Supplied data:
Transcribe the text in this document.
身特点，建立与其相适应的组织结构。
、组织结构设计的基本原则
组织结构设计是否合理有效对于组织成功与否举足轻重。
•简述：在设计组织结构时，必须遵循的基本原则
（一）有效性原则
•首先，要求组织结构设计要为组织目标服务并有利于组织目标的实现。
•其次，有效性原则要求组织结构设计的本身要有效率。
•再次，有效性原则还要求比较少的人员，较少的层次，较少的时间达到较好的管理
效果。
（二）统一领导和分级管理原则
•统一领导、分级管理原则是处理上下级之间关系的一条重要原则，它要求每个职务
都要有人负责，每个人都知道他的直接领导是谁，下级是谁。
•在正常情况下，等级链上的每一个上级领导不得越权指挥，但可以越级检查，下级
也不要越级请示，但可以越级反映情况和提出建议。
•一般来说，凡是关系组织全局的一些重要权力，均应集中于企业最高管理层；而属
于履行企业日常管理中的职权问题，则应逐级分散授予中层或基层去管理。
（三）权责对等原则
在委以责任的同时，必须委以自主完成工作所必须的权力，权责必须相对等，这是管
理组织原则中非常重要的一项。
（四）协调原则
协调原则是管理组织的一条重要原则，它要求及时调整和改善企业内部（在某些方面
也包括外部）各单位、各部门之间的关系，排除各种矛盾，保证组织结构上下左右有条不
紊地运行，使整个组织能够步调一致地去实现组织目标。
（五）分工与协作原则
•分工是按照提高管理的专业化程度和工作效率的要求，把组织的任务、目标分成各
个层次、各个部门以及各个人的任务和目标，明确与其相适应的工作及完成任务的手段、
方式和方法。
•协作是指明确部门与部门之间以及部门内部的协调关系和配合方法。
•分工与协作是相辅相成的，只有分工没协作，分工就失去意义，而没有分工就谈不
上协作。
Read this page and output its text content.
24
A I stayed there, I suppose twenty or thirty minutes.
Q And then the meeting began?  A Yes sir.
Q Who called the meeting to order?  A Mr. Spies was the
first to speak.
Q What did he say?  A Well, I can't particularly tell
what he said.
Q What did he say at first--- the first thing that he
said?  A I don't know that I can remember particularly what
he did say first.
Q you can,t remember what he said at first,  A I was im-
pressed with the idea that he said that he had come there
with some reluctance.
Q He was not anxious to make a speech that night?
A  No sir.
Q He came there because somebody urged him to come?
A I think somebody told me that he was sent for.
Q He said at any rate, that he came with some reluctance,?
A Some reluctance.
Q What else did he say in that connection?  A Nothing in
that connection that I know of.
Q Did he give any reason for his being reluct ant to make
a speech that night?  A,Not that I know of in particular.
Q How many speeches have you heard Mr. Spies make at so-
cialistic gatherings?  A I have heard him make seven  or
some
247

Exercise: Write out the data again, exactly and in full.

Right answer:
Transcribe the text in this document.
身特点，建立与其相适应的组织结构。
、组织结构设计的基本原则
组织结构设计是否合理有效对于组织成功与否举足轻重。
•简述：在设计组织结构时，必须遵循的基本原则
（一）有效性原则
•首先，要求组织结构设计要为组织目标服务并有利于组织目标的实现。
•其次，有效性原则要求组织结构设计的本身要有效率。
•再次，有效性原则还要求比较少的人员，较少的层次，较少的时间达到较好的管理
效果。
（二）统一领导和分级管理原则
•统一领导、分级管理原则是处理上下级之间关系的一条重要原则，它要求每个职务
都要有人负责，每个人都知道他的直接领导是谁，下级是谁。
•在正常情况下，等级链上的每一个上级领导不得越权指挥，但可以越级检查，下级
也不要越级请示，但可以越级反映情况和提出建议。
•一般来说，凡是关系组织全局的一些重要权力，均应集中于企业最高管理层；而属
于履行企业日常管理中的职权问题，则应逐级分散授予中层或基层去管理。
（三）权责对等原则
在委以责任的同时，必须委以自主完成工作所必须的权力，权责必须相对等，这是管
理组织原则中非常重要的一项。
（四）协调原则
协调原则是管理组织的一条重要原则，它要求及时调整和改善企业内部（在某些方面
也包括外部）各单位、各部门之间的关系，排除各种矛盾，保证组织结构上下左右有条不
紊地运行，使整个组织能够步调一致地去实现组织目标。
（五）分工与协作原则
•分工是按照提高管理的专业化程度和工作效率的要求，把组织的任务、目标分成各
个层次、各个部门以及各个人的任务和目标，明确与其相适应的工作及完成任务的手段、
方式和方法。
•协作是指明确部门与部门之间以及部门内部的协调关系和配合方法。
•分工与协作是相辅相成的，只有分工没协作，分工就失去意义，而没有分工就谈不
上协作。
Read this page and output its text content.
24
A I stayed there, I suppose twenty or thirty minutes.
Q And then the meeting began?  A Yes sir.
Q Who called the meeting to order?  A Mr. Spies was the
first to speak.
Q What did he say?  A Well, I can't particularly tell
what he said.
Q What did he say at first--- the first thing that he
said?  A I don't know that I can remember particularly what
he did say first.
Q you can,t remember what he said at first,  A I was im-
pressed with the idea that he said that he had come there
with some reluctance.
Q He was not anxious to make a speech that night?
A  No sir.
Q He came there because somebody urged him to come?
A I think somebody told me that he was sent for.
Q He said at any rate, that he came with some reluctance,?
A Some reluctance.
Q What else did he say in that connection?  A Nothing in
that connection that I know of.
Q Did he give any reason for his being reluct ant to make
a speech that night?  A,Not that I know of in particular.
Q How many speeches have you heard Mr. Spies make at so-
cialistic gatherings?  A I have heard him make seven  or
some
247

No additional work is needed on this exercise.